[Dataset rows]
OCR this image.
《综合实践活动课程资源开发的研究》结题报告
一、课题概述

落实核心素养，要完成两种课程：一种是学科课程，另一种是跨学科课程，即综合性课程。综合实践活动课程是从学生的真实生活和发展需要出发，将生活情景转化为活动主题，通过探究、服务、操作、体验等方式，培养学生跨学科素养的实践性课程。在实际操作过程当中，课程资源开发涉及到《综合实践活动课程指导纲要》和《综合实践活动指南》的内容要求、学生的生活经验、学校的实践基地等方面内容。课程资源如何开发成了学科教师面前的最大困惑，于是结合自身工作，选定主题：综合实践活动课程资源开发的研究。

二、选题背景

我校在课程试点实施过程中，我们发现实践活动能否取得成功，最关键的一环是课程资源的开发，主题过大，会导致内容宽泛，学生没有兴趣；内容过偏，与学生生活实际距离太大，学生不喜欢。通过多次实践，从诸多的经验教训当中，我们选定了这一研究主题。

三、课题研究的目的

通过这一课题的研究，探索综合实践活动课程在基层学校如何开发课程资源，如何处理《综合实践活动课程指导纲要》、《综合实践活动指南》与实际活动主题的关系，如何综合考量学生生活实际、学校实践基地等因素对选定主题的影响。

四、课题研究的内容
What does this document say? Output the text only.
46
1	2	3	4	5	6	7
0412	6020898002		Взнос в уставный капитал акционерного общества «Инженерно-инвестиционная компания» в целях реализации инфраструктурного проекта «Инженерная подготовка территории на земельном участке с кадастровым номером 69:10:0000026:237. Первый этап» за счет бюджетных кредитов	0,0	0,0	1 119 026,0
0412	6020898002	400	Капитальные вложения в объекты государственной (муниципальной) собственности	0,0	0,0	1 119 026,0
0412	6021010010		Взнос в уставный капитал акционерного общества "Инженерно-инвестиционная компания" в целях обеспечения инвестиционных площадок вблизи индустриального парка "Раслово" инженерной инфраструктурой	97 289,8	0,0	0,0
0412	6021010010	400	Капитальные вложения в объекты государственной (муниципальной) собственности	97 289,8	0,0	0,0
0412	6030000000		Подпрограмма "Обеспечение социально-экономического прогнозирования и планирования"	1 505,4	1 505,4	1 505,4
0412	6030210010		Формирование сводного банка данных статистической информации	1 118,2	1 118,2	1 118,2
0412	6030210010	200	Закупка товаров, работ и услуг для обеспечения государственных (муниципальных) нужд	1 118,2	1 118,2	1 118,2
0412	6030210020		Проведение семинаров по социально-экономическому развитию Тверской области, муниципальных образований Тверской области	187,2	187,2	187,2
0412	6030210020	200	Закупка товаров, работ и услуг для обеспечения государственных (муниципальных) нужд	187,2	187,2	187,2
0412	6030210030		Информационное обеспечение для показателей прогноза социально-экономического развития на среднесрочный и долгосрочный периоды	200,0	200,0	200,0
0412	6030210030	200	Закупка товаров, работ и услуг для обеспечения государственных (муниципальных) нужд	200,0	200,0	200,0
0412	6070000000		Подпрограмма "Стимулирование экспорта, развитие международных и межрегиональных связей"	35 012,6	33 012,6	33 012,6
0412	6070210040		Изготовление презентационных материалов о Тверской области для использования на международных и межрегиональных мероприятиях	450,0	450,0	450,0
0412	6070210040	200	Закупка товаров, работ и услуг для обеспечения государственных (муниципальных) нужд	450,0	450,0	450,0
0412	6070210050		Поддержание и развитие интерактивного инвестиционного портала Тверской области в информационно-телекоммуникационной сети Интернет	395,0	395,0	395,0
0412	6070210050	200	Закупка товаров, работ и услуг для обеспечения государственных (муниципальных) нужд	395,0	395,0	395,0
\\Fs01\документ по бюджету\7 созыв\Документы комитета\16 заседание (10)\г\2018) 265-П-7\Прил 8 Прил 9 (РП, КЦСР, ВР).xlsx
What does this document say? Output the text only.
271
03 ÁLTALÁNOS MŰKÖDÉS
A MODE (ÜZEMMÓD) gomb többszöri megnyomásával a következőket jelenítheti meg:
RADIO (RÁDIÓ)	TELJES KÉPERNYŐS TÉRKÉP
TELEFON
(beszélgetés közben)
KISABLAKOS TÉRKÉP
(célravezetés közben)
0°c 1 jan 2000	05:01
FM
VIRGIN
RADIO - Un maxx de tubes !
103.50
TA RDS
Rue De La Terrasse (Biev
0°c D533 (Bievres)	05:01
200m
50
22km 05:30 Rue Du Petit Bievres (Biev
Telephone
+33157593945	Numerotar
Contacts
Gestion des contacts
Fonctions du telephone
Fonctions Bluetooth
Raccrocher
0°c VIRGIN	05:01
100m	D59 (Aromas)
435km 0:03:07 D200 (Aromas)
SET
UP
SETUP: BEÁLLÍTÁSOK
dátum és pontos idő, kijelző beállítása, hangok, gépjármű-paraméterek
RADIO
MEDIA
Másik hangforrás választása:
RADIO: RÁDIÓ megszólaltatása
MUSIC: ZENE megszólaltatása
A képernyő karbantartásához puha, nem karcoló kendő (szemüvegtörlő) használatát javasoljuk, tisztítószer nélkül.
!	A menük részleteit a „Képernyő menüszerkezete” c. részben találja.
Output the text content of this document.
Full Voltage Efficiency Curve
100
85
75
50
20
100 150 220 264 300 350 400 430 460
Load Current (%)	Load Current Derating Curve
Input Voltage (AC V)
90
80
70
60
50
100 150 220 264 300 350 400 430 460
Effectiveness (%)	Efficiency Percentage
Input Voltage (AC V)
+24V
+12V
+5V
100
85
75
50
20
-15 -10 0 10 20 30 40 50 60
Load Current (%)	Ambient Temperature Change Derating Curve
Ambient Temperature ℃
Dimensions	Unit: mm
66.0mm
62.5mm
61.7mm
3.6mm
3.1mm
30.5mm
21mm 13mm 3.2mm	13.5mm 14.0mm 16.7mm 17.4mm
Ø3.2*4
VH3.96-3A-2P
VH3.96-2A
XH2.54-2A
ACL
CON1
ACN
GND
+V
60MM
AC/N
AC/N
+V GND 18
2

TASK TO CARRY OUT: Answer with a single number: the count of lines holding the word "Bievres".

FINISHED ANSWER: 2